DATASET —
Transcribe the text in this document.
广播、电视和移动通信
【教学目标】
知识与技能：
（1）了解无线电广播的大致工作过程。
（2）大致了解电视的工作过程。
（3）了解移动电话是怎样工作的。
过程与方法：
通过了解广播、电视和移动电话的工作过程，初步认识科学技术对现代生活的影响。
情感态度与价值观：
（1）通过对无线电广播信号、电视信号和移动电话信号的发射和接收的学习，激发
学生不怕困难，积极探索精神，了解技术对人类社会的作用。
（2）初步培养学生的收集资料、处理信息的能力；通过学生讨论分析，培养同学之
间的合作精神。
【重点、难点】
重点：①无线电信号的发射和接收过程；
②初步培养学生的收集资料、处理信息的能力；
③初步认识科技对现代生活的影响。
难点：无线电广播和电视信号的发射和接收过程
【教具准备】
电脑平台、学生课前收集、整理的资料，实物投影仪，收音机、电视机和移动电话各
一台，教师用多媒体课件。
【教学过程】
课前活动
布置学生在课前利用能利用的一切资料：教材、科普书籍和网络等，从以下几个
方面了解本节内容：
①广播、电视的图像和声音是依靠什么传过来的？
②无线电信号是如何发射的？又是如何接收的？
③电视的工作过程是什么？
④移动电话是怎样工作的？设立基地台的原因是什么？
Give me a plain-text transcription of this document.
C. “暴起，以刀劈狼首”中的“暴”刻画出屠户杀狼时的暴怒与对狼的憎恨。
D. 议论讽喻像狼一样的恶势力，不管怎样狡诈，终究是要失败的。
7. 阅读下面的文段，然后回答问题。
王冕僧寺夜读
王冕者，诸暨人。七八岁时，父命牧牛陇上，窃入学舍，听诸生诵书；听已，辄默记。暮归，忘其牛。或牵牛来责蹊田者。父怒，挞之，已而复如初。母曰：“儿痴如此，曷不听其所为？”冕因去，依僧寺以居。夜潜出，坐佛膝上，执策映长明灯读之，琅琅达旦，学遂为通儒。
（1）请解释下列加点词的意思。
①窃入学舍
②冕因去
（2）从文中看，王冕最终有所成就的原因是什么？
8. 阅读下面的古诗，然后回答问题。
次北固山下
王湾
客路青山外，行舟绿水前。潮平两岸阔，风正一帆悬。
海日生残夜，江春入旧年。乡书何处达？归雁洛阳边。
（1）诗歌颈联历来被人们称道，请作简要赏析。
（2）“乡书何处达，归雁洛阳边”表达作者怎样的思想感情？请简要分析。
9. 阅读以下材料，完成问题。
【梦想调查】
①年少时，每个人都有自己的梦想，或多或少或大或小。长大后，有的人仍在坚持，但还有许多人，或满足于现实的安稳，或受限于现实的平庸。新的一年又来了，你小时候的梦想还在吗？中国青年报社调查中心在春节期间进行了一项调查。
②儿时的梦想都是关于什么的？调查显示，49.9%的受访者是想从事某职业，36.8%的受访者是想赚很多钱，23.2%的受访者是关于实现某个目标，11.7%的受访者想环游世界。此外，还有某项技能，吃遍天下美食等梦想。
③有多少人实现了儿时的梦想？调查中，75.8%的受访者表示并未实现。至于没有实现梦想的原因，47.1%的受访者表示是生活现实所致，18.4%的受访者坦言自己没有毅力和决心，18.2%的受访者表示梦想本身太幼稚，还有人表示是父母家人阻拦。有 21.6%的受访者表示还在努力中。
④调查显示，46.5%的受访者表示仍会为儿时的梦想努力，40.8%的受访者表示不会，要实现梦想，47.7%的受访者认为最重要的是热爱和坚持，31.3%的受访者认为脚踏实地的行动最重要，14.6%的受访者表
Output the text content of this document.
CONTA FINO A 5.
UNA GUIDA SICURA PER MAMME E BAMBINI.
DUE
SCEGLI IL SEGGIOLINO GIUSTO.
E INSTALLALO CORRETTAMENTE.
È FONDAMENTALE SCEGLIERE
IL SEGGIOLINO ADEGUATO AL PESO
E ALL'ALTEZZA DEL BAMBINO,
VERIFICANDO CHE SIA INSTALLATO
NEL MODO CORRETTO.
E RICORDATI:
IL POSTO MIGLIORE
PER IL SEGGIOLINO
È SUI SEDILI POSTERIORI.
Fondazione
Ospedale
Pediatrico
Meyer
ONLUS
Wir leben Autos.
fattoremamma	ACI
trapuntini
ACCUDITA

SET TASK — Return the lines above, from the one containing "Output the text content of this document." to the end, exactly as they stand.

WRITTEN RESPONSE —
Output the text content of this document.
CONTA FINO A 5.
UNA GUIDA SICURA PER MAMME E BAMBINI.
DUE
SCEGLI IL SEGGIOLINO GIUSTO.
E INSTALLALO CORRETTAMENTE.
È FONDAMENTALE SCEGLIERE
IL SEGGIOLINO ADEGUATO AL PESO
E ALL'ALTEZZA DEL BAMBINO,
VERIFICANDO CHE SIA INSTALLATO
NEL MODO CORRETTO.
E RICORDATI:
IL POSTO MIGLIORE
PER IL SEGGIOLINO
È SUI SEDILI POSTERIORI.
Fondazione
Ospedale
Pediatrico
Meyer
ONLUS
Wir leben Autos.
fattoremamma	ACI
trapuntini
ACCUDITA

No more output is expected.